*What the exercise asks*:
Pull every line of the entries that has the word "China".
— START Data supplied —
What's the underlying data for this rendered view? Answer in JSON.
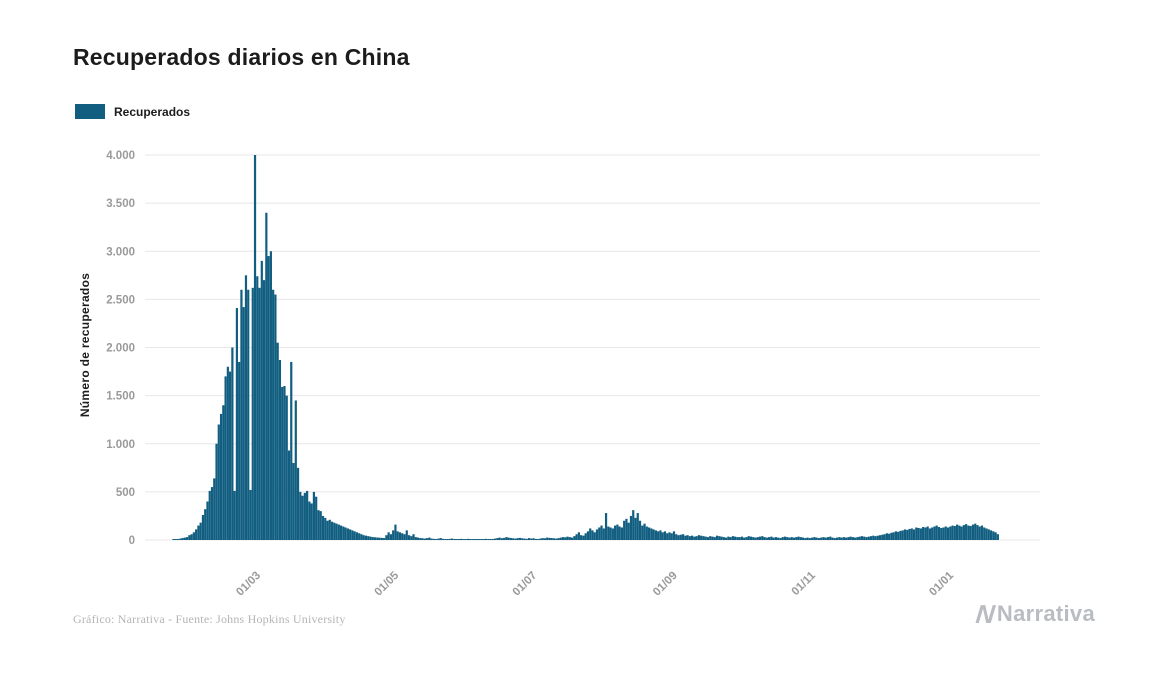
{
  "page": {
    "title": "Recuperados diarios en China"
  },
  "legend": {
    "label": "Recuperados"
  },
  "footer": {
    "caption": "Gráfico: Narrativa - Fuente: Johns Hopkins University",
    "logo_text": "Narrativa"
  },
  "chart_data": {
    "type": "bar",
    "title": "Recuperados diarios en China",
    "series_name": "Recuperados",
    "xlabel": "",
    "ylabel": "Número de recuperados",
    "ylim": [
      0,
      4000
    ],
    "grid": "horizontal",
    "legend_position": "top-left",
    "bar_color": "#115e80",
    "yticks": [
      {
        "value": 0,
        "label": "0"
      },
      {
        "value": 500,
        "label": "500"
      },
      {
        "value": 1000,
        "label": "1.000"
      },
      {
        "value": 1500,
        "label": "1.500"
      },
      {
        "value": 2000,
        "label": "2.000"
      },
      {
        "value": 2500,
        "label": "2.500"
      },
      {
        "value": 3000,
        "label": "3.000"
      },
      {
        "value": 3500,
        "label": "3.500"
      },
      {
        "value": 4000,
        "label": "4.000"
      }
    ],
    "xticks": [
      {
        "day": 36,
        "label": "01/03"
      },
      {
        "day": 97,
        "label": "01/05"
      },
      {
        "day": 158,
        "label": "01/07"
      },
      {
        "day": 220,
        "label": "01/09"
      },
      {
        "day": 281,
        "label": "01/11"
      },
      {
        "day": 342,
        "label": "01/01"
      }
    ],
    "values": [
      10,
      4,
      9,
      15,
      21,
      25,
      30,
      50,
      60,
      80,
      110,
      150,
      180,
      260,
      320,
      400,
      510,
      550,
      640,
      1000,
      1200,
      1310,
      1400,
      1700,
      1800,
      1750,
      2000,
      510,
      2410,
      1850,
      2600,
      2420,
      2750,
      2600,
      520,
      2620,
      4000,
      2740,
      2620,
      2900,
      2700,
      3400,
      2950,
      3000,
      2600,
      2550,
      2050,
      1870,
      1590,
      1600,
      1500,
      930,
      1850,
      800,
      1450,
      750,
      500,
      460,
      490,
      510,
      400,
      380,
      500,
      450,
      310,
      300,
      250,
      230,
      200,
      210,
      190,
      180,
      170,
      160,
      150,
      140,
      130,
      120,
      110,
      100,
      90,
      80,
      70,
      60,
      50,
      45,
      40,
      35,
      30,
      28,
      26,
      24,
      22,
      20,
      50,
      80,
      60,
      100,
      160,
      90,
      80,
      70,
      60,
      100,
      50,
      40,
      60,
      30,
      25,
      20,
      18,
      15,
      20,
      25,
      15,
      12,
      10,
      15,
      20,
      12,
      10,
      8,
      12,
      15,
      10,
      8,
      10,
      12,
      8,
      10,
      12,
      6,
      8,
      10,
      5,
      8,
      6,
      10,
      12,
      8,
      6,
      10,
      15,
      20,
      25,
      18,
      22,
      30,
      25,
      20,
      18,
      15,
      20,
      22,
      18,
      15,
      12,
      20,
      15,
      18,
      12,
      10,
      15,
      20,
      18,
      25,
      22,
      20,
      18,
      15,
      20,
      25,
      30,
      28,
      35,
      30,
      25,
      40,
      60,
      80,
      50,
      45,
      70,
      90,
      120,
      100,
      80,
      110,
      130,
      150,
      120,
      280,
      140,
      130,
      120,
      150,
      160,
      140,
      130,
      200,
      220,
      180,
      250,
      310,
      230,
      280,
      200,
      150,
      170,
      140,
      130,
      120,
      110,
      100,
      90,
      100,
      80,
      90,
      70,
      80,
      70,
      90,
      60,
      50,
      55,
      60,
      45,
      50,
      40,
      45,
      35,
      40,
      50,
      45,
      40,
      35,
      30,
      40,
      35,
      30,
      45,
      40,
      35,
      30,
      25,
      35,
      30,
      40,
      35,
      30,
      30,
      35,
      25,
      30,
      40,
      35,
      30,
      25,
      30,
      35,
      40,
      30,
      25,
      30,
      35,
      25,
      30,
      25,
      20,
      30,
      35,
      30,
      25,
      30,
      25,
      30,
      35,
      30,
      25,
      20,
      25,
      20,
      25,
      30,
      25,
      20,
      25,
      30,
      25,
      30,
      35,
      25,
      20,
      25,
      30,
      25,
      30,
      25,
      30,
      35,
      30,
      25,
      30,
      35,
      40,
      35,
      30,
      35,
      40,
      45,
      40,
      45,
      50,
      55,
      60,
      70,
      65,
      75,
      80,
      90,
      85,
      95,
      100,
      110,
      105,
      115,
      120,
      110,
      130,
      125,
      120,
      135,
      130,
      140,
      120,
      130,
      140,
      150,
      135,
      125,
      130,
      140,
      130,
      140,
      150,
      145,
      160,
      150,
      140,
      155,
      165,
      150,
      145,
      160,
      170,
      155,
      140,
      150,
      130,
      120,
      110,
      100,
      90,
      80,
      60
    ]
  }
}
— END Data supplied —
*Solution to the exercise*:
    "title": "Recuperados diarios en China"
    "title": "Recuperados diarios en China",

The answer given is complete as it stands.